_Dataset_:
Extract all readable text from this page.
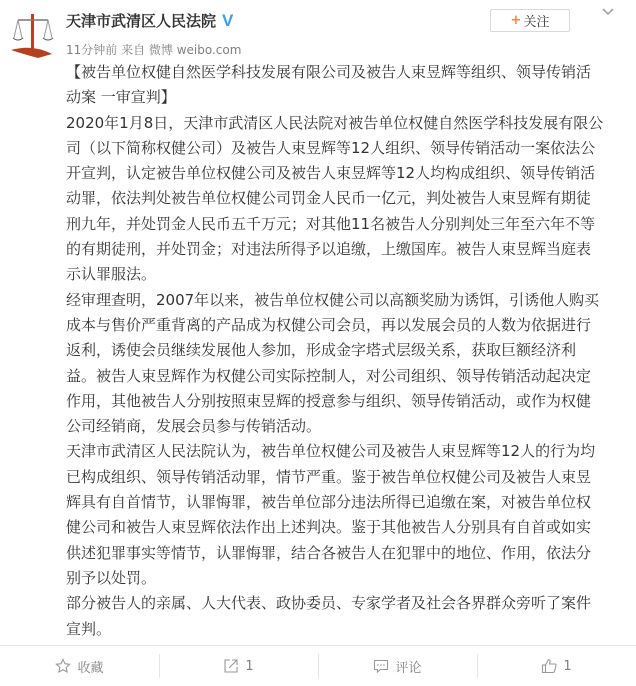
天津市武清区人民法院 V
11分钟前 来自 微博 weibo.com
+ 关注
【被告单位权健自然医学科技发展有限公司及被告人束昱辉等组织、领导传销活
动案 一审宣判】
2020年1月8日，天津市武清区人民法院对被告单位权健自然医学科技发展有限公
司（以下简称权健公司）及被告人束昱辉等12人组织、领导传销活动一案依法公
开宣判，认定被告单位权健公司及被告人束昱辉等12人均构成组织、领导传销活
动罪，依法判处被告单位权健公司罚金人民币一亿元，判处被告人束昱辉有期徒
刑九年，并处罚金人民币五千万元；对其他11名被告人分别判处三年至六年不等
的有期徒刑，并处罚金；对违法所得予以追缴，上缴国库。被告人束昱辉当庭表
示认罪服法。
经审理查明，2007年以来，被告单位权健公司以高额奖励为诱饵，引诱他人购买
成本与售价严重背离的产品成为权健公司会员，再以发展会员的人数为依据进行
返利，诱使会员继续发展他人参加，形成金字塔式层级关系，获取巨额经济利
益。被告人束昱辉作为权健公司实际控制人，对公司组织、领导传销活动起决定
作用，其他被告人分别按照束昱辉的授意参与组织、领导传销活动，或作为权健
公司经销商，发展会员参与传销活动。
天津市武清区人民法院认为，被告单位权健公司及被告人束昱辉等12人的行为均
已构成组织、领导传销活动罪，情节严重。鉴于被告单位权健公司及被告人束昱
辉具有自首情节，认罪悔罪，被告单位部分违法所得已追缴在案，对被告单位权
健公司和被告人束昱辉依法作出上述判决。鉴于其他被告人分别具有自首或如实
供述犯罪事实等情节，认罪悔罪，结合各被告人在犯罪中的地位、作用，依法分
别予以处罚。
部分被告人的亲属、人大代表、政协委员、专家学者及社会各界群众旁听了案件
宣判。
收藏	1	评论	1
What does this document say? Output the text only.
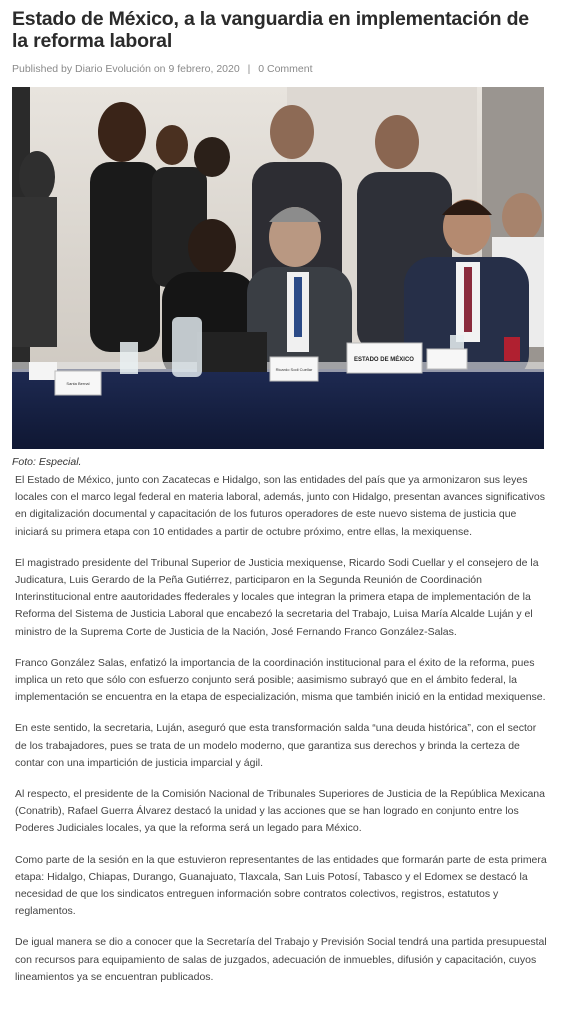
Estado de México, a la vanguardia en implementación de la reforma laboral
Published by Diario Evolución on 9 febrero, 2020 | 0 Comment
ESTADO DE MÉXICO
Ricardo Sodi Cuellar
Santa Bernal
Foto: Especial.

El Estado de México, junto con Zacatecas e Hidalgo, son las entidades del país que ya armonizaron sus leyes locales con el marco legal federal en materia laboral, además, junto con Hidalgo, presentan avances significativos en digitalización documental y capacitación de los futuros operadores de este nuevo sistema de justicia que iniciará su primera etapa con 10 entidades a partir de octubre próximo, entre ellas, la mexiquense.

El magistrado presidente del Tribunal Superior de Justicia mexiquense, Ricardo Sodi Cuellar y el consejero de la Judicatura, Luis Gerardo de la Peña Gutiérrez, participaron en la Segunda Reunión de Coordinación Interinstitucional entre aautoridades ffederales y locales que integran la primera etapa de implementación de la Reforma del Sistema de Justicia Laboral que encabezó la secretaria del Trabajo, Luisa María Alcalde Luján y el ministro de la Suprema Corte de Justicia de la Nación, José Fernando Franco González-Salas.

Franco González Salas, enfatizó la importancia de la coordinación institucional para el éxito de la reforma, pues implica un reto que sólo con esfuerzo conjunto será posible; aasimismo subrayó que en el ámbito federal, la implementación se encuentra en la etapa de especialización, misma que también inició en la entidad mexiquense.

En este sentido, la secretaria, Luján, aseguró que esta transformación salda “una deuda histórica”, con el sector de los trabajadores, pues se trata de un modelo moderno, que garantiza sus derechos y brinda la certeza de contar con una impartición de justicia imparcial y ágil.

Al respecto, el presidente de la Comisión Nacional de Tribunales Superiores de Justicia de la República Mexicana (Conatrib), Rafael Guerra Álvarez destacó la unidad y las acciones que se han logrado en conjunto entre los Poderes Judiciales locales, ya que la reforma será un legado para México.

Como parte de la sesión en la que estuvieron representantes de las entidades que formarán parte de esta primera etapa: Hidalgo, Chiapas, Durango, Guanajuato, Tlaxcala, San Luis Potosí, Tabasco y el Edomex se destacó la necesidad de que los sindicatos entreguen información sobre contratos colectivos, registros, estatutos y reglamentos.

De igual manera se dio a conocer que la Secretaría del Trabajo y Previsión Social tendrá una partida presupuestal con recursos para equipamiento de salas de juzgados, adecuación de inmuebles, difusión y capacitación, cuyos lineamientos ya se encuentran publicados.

_What you have to do_: The records above are to be reproduced exactly; the pictures are to be left out.

_Answer for this exercise_:
Extract all readable text from this page.
天津市武清区人民法院 V
11分钟前 来自 微博 weibo.com
+ 关注
【被告单位权健自然医学科技发展有限公司及被告人束昱辉等组织、领导传销活
动案 一审宣判】
2020年1月8日，天津市武清区人民法院对被告单位权健自然医学科技发展有限公
司（以下简称权健公司）及被告人束昱辉等12人组织、领导传销活动一案依法公
开宣判，认定被告单位权健公司及被告人束昱辉等12人均构成组织、领导传销活
动罪，依法判处被告单位权健公司罚金人民币一亿元，判处被告人束昱辉有期徒
刑九年，并处罚金人民币五千万元；对其他11名被告人分别判处三年至六年不等
的有期徒刑，并处罚金；对违法所得予以追缴，上缴国库。被告人束昱辉当庭表
示认罪服法。
经审理查明，2007年以来，被告单位权健公司以高额奖励为诱饵，引诱他人购买
成本与售价严重背离的产品成为权健公司会员，再以发展会员的人数为依据进行
返利，诱使会员继续发展他人参加，形成金字塔式层级关系，获取巨额经济利
益。被告人束昱辉作为权健公司实际控制人，对公司组织、领导传销活动起决定
作用，其他被告人分别按照束昱辉的授意参与组织、领导传销活动，或作为权健
公司经销商，发展会员参与传销活动。
天津市武清区人民法院认为，被告单位权健公司及被告人束昱辉等12人的行为均
已构成组织、领导传销活动罪，情节严重。鉴于被告单位权健公司及被告人束昱
辉具有自首情节，认罪悔罪，被告单位部分违法所得已追缴在案，对被告单位权
健公司和被告人束昱辉依法作出上述判决。鉴于其他被告人分别具有自首或如实
供述犯罪事实等情节，认罪悔罪，结合各被告人在犯罪中的地位、作用，依法分
别予以处罚。
部分被告人的亲属、人大代表、政协委员、专家学者及社会各界群众旁听了案件
宣判。
收藏	1	评论	1
What does this document say? Output the text only.
Estado de México, a la vanguardia en implementación de la reforma laboral
Published by Diario Evolución on 9 febrero, 2020 | 0 Comment
ESTADO DE MÉXICO
Ricardo Sodi Cuellar
Santa Bernal
Foto: Especial.

El Estado de México, junto con Zacatecas e Hidalgo, son las entidades del país que ya armonizaron sus leyes locales con el marco legal federal en materia laboral, además, junto con Hidalgo, presentan avances significativos en digitalización documental y capacitación de los futuros operadores de este nuevo sistema de justicia que iniciará su primera etapa con 10 entidades a partir de octubre próximo, entre ellas, la mexiquense.

El magistrado presidente del Tribunal Superior de Justicia mexiquense, Ricardo Sodi Cuellar y el consejero de la Judicatura, Luis Gerardo de la Peña Gutiérrez, participaron en la Segunda Reunión de Coordinación Interinstitucional entre aautoridades ffederales y locales que integran la primera etapa de implementación de la Reforma del Sistema de Justicia Laboral que encabezó la secretaria del Trabajo, Luisa María Alcalde Luján y el ministro de la Suprema Corte de Justicia de la Nación, José Fernando Franco González-Salas.

Franco González Salas, enfatizó la importancia de la coordinación institucional para el éxito de la reforma, pues implica un reto que sólo con esfuerzo conjunto será posible; aasimismo subrayó que en el ámbito federal, la implementación se encuentra en la etapa de especialización, misma que también inició en la entidad mexiquense.

En este sentido, la secretaria, Luján, aseguró que esta transformación salda “una deuda histórica”, con el sector de los trabajadores, pues se trata de un modelo moderno, que garantiza sus derechos y brinda la certeza de contar con una impartición de justicia imparcial y ágil.

Al respecto, el presidente de la Comisión Nacional de Tribunales Superiores de Justicia de la República Mexicana (Conatrib), Rafael Guerra Álvarez destacó la unidad y las acciones que se han logrado en conjunto entre los Poderes Judiciales locales, ya que la reforma será un legado para México.

Como parte de la sesión en la que estuvieron representantes de las entidades que formarán parte de esta primera etapa: Hidalgo, Chiapas, Durango, Guanajuato, Tlaxcala, San Luis Potosí, Tabasco y el Edomex se destacó la necesidad de que los sindicatos entreguen información sobre contratos colectivos, registros, estatutos y reglamentos.

De igual manera se dio a conocer que la Secretaría del Trabajo y Previsión Social tendrá una partida presupuestal con recursos para equipamiento de salas de juzgados, adecuación de inmuebles, difusión y capacitación, cuyos lineamientos ya se encuentran publicados.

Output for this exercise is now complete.